[DATA PROVIDED]:

+ + + + + + +

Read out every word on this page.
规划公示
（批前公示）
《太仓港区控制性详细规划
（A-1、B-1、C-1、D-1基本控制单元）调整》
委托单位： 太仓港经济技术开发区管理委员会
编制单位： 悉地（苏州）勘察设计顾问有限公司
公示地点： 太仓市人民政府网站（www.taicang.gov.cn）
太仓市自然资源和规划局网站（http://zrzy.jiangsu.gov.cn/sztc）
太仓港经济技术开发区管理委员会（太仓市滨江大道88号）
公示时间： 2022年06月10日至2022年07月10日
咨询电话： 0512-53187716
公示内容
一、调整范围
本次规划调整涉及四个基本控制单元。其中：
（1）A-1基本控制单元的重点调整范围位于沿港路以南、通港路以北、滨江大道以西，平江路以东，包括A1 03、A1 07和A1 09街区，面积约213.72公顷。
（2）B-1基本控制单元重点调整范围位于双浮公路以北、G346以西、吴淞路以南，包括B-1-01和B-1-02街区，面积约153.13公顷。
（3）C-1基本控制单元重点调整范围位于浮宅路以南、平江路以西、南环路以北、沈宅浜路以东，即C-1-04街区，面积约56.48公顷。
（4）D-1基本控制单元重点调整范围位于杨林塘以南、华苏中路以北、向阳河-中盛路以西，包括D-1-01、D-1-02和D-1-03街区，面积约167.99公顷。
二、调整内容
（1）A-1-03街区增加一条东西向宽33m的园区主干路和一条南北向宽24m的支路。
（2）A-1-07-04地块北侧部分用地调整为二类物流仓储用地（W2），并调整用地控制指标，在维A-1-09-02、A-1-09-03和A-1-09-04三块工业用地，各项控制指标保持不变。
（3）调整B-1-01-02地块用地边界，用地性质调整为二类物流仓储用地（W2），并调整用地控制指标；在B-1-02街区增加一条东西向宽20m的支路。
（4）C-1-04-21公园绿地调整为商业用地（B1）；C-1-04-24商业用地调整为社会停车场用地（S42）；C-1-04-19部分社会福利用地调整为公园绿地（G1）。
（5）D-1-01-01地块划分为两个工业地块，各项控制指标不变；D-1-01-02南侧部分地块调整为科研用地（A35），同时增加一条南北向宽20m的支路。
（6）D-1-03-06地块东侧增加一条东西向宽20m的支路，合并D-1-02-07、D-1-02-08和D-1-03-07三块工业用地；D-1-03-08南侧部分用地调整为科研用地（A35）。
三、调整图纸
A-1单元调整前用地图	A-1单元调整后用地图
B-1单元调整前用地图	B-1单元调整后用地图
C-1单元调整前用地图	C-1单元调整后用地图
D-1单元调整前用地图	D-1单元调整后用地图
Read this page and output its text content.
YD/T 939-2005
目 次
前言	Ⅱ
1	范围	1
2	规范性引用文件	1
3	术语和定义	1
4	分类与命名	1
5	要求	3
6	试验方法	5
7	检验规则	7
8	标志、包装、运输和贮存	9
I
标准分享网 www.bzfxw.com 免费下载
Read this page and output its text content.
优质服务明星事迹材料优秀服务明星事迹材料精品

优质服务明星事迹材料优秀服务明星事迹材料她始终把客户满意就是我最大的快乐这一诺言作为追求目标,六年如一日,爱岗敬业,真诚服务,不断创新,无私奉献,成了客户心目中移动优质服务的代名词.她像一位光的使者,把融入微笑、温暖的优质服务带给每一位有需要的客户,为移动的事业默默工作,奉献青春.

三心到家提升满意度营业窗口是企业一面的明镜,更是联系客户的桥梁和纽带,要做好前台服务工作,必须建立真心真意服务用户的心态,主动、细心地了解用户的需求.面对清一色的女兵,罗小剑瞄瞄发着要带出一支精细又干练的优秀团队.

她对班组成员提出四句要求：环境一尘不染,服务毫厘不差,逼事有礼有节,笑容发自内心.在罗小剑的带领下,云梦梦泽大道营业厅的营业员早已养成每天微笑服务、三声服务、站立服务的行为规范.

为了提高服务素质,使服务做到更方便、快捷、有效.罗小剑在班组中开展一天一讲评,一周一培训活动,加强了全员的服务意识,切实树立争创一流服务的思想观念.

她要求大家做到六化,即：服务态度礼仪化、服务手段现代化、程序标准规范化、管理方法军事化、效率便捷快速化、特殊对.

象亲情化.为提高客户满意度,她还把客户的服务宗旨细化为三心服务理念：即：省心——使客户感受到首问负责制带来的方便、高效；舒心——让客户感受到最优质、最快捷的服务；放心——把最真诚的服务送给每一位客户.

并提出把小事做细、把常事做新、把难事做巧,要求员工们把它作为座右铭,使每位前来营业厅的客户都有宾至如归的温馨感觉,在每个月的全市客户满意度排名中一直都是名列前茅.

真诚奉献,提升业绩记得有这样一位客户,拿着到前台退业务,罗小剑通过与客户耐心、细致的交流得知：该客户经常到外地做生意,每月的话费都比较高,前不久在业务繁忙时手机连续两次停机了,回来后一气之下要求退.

+ + + + + + +

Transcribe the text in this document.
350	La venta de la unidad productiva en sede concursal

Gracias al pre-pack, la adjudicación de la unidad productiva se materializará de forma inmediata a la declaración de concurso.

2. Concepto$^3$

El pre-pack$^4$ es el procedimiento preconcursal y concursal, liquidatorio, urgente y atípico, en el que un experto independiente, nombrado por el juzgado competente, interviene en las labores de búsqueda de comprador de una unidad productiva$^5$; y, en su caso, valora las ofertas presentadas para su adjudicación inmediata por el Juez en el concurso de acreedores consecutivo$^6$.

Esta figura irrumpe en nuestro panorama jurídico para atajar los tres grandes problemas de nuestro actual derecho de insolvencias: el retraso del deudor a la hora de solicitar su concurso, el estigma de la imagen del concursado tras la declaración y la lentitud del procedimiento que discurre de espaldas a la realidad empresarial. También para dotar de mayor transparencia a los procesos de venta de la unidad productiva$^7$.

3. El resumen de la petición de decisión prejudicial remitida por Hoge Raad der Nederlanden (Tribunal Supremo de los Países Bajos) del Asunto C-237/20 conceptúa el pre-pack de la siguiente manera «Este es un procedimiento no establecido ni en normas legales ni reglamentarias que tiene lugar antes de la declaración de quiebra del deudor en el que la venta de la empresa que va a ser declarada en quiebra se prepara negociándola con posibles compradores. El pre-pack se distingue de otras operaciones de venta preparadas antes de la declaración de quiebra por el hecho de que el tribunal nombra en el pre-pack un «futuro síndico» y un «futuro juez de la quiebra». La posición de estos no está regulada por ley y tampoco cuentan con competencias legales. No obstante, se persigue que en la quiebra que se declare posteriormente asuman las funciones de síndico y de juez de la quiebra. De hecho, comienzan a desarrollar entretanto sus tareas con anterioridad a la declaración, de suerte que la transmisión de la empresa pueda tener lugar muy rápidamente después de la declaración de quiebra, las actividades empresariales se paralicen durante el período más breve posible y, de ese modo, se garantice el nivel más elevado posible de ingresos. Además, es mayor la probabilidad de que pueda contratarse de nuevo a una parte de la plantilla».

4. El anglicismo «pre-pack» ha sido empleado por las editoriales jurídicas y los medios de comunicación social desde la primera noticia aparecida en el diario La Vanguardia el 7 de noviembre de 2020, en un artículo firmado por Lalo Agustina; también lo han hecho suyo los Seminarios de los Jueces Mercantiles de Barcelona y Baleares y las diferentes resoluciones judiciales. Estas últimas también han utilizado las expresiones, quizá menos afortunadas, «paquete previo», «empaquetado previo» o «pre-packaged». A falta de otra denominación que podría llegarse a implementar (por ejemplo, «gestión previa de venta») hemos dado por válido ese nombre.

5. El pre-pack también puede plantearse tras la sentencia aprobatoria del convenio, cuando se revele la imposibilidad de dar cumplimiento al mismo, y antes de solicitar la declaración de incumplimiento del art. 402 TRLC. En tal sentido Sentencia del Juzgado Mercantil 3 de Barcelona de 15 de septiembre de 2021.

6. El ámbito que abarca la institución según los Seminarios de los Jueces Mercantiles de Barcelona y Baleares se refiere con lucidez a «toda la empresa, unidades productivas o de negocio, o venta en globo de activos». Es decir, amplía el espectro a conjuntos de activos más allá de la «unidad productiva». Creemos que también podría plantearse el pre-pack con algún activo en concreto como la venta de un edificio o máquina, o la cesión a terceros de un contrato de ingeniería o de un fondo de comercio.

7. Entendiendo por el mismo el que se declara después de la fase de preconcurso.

+ + + + + + +

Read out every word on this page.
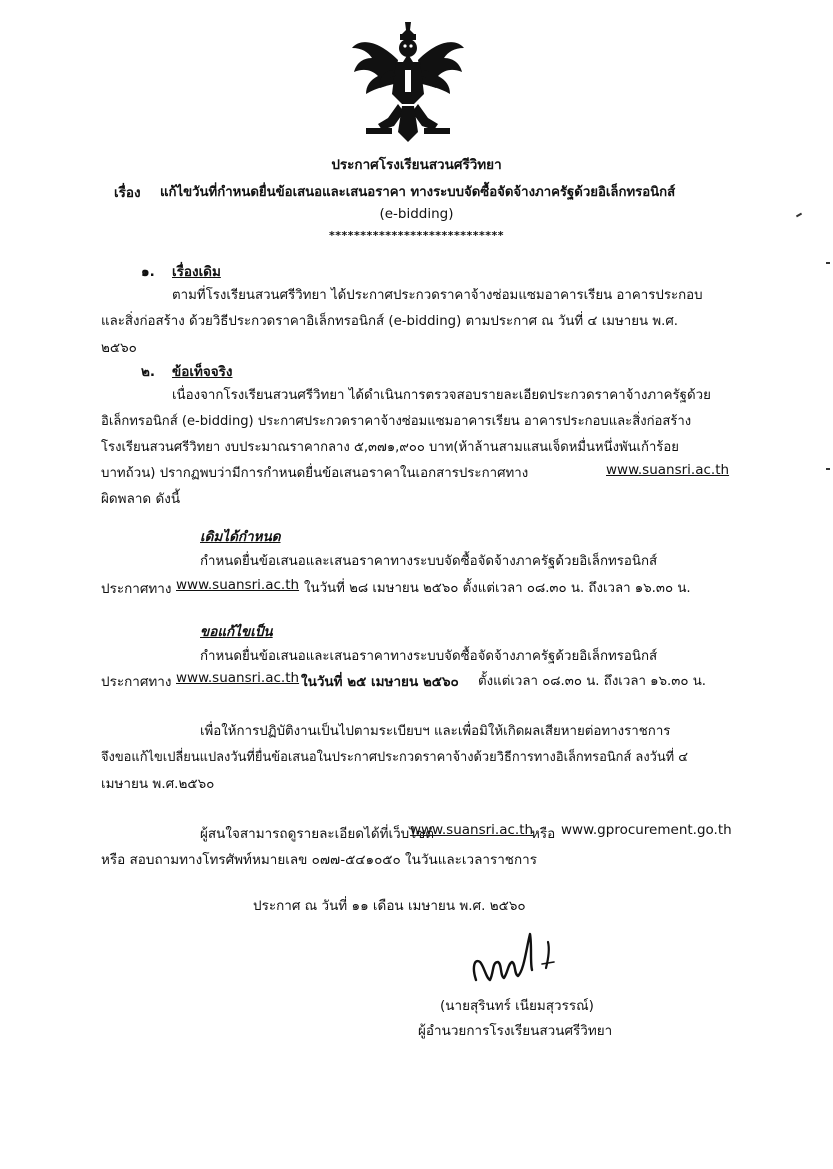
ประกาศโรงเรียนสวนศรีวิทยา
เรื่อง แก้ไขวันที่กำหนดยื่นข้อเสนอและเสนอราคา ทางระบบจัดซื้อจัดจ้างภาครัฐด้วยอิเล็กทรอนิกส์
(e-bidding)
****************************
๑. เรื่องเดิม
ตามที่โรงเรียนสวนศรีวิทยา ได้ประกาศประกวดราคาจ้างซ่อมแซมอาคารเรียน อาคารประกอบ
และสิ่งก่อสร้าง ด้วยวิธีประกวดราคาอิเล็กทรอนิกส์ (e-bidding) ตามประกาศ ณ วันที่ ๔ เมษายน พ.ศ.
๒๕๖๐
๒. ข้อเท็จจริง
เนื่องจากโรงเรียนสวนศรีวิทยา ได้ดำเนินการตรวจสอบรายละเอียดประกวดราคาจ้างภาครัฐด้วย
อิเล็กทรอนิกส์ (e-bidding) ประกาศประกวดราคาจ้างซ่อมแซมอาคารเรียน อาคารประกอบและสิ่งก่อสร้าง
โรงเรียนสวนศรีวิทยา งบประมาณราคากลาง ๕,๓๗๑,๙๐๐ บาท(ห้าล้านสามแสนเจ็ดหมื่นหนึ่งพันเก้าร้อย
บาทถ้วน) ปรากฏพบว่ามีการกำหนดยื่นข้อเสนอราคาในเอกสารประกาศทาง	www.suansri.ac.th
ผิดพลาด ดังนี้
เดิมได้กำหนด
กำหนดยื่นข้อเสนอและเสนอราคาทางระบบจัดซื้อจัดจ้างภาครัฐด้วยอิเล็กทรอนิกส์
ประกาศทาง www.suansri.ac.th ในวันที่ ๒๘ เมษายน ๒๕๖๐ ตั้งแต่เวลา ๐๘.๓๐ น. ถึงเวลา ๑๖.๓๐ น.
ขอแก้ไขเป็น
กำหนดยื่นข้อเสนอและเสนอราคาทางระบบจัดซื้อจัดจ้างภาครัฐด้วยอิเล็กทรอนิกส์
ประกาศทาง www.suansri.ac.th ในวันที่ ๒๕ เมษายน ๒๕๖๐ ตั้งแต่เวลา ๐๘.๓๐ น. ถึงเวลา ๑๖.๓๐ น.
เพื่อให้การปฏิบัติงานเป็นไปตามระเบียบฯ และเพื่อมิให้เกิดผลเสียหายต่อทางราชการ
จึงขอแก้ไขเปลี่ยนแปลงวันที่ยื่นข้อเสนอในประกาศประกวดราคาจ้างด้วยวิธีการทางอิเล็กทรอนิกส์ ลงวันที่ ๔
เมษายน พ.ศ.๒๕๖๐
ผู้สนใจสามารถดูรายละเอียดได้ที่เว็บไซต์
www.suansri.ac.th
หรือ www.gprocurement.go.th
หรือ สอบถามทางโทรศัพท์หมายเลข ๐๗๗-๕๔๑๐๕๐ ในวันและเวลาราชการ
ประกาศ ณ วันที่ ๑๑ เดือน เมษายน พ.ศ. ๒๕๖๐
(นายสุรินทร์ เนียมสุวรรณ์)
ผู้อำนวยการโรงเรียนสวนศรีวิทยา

+ + + + + + +

[EXERCISE AIM]: Identify every line where the string "ยนสวนศร" appears.

[SOLUTION TO THIS TASK]:
ประกาศโรงเรียนสวนศรีวิทยา
ตามที่โรงเรียนสวนศรีวิทยา ได้ประกาศประกวดราคาจ้างซ่อมแซมอาคารเรียน อาคารประกอบ
เนื่องจากโรงเรียนสวนศรีวิทยา ได้ดำเนินการตรวจสอบรายละเอียดประกวดราคาจ้างภาครัฐด้วย
โรงเรียนสวนศรีวิทยา งบประมาณราคากลาง ๕,๓๗๑,๙๐๐ บาท(ห้าล้านสามแสนเจ็ดหมื่นหนึ่งพันเก้าร้อย
ผู้อำนวยการโรงเรียนสวนศรีวิทยา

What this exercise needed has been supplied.